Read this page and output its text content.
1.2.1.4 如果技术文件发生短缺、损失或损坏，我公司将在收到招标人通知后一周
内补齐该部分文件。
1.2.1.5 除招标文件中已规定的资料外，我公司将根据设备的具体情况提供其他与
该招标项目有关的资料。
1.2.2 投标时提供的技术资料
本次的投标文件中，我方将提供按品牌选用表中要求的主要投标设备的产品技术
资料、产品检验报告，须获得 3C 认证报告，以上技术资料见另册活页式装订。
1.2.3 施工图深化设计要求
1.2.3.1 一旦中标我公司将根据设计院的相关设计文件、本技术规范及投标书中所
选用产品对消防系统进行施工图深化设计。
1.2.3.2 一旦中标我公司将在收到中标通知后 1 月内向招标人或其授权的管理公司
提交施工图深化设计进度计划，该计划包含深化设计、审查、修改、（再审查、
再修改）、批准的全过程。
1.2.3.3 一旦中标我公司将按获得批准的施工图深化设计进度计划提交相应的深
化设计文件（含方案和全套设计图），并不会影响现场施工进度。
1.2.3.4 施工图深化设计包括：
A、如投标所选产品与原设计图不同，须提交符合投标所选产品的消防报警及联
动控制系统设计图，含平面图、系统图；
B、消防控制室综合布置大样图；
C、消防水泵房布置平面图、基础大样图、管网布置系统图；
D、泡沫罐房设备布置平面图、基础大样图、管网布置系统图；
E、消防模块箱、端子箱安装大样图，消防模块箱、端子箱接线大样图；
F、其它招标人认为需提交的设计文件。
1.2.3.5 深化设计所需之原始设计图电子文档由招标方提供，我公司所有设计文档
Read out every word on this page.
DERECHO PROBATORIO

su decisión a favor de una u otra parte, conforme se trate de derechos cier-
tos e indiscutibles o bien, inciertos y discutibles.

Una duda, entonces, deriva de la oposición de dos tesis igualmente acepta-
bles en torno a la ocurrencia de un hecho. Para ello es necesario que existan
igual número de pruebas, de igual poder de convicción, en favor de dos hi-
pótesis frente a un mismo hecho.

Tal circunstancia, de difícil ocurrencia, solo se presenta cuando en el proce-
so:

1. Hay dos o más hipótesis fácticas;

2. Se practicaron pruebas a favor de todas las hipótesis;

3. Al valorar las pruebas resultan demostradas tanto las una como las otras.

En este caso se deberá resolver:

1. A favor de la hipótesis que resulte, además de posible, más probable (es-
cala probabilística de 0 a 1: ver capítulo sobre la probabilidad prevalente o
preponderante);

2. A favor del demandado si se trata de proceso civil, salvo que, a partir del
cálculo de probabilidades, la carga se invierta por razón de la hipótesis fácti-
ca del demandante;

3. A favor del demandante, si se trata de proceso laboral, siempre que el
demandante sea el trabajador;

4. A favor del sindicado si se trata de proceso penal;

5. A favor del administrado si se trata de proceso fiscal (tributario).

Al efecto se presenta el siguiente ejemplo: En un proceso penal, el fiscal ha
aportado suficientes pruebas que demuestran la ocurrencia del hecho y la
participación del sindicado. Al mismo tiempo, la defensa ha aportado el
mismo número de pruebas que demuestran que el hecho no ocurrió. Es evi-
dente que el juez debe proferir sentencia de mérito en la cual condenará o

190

» **To be done**
Extract each line from the listing that holds the word "número".

» **The result**
igual número de pruebas, de igual poder de convicción, en favor de dos hi-
mismo número de pruebas que demuestran que el hecho no ocurrió. Es evi-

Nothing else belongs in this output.